● Instructions for the task
Search the entries for the word "JSON" and pull out each line that has it.

● Dataset records
▼
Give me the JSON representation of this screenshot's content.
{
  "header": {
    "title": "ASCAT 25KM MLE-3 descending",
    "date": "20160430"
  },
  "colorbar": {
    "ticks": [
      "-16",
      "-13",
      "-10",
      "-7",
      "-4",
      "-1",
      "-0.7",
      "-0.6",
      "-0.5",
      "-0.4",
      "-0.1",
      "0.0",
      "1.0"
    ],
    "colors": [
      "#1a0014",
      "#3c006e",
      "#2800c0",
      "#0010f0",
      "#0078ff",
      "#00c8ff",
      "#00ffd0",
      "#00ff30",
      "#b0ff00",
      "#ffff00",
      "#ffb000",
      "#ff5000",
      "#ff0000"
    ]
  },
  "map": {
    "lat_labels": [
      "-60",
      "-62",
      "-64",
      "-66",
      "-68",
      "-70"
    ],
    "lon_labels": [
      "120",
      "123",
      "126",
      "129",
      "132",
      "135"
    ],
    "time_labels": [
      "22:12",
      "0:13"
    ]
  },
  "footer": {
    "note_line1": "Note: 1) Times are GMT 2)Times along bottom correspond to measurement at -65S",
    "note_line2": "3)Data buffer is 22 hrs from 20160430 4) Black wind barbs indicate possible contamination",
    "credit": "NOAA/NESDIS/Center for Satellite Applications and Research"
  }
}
▲
▼
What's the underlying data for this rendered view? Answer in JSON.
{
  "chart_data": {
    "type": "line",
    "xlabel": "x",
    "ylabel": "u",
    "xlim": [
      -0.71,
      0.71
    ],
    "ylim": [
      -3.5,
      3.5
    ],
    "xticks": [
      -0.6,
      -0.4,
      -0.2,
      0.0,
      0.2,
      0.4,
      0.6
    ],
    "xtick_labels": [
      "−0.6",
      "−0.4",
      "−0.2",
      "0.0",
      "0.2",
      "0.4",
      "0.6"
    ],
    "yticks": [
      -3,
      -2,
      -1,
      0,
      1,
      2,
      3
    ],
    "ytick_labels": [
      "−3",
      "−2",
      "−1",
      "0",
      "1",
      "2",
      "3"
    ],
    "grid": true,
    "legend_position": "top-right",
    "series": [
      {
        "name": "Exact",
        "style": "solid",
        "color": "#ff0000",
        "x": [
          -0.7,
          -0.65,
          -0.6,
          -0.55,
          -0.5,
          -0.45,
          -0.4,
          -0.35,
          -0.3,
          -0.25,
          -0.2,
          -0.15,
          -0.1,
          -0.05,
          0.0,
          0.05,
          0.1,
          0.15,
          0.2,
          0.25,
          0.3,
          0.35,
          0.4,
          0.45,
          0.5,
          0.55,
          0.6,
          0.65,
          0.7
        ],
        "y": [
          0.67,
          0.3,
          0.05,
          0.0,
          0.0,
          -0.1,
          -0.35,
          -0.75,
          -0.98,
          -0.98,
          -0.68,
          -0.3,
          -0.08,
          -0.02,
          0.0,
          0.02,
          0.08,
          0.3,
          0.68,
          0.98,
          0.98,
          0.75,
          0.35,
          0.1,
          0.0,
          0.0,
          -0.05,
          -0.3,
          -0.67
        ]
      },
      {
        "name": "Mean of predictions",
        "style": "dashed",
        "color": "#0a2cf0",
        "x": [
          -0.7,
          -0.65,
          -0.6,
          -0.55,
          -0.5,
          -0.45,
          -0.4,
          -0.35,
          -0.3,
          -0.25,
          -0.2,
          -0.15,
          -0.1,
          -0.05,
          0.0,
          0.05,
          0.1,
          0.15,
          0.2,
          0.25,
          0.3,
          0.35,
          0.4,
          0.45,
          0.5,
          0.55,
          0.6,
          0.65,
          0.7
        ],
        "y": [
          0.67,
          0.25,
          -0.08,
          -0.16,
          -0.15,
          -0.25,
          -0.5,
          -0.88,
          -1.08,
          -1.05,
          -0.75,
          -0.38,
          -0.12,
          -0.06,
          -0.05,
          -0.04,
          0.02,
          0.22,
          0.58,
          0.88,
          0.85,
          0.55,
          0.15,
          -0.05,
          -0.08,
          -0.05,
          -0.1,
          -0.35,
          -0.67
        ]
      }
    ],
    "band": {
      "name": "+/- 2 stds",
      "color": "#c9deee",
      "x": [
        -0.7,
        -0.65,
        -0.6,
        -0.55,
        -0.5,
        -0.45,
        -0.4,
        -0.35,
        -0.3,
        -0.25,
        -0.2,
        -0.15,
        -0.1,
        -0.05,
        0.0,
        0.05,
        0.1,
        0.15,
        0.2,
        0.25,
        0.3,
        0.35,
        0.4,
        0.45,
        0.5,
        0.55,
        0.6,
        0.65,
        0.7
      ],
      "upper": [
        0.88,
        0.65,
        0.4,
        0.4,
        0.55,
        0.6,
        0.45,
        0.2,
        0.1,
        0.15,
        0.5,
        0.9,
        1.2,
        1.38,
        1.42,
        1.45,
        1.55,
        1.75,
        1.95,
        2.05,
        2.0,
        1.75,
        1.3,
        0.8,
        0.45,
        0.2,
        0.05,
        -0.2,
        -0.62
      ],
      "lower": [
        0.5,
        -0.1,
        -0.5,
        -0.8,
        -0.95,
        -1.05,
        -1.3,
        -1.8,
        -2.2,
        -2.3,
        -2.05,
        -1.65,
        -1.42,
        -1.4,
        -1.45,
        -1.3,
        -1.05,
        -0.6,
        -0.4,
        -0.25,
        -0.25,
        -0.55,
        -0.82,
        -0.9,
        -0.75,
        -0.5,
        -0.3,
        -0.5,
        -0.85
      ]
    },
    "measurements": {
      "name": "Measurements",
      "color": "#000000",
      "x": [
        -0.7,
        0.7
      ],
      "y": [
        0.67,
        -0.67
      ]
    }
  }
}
▲
● Response to the exercise
Give me the JSON representation of this screenshot's content.
What's the underlying data for this rendered view? Answer in JSON.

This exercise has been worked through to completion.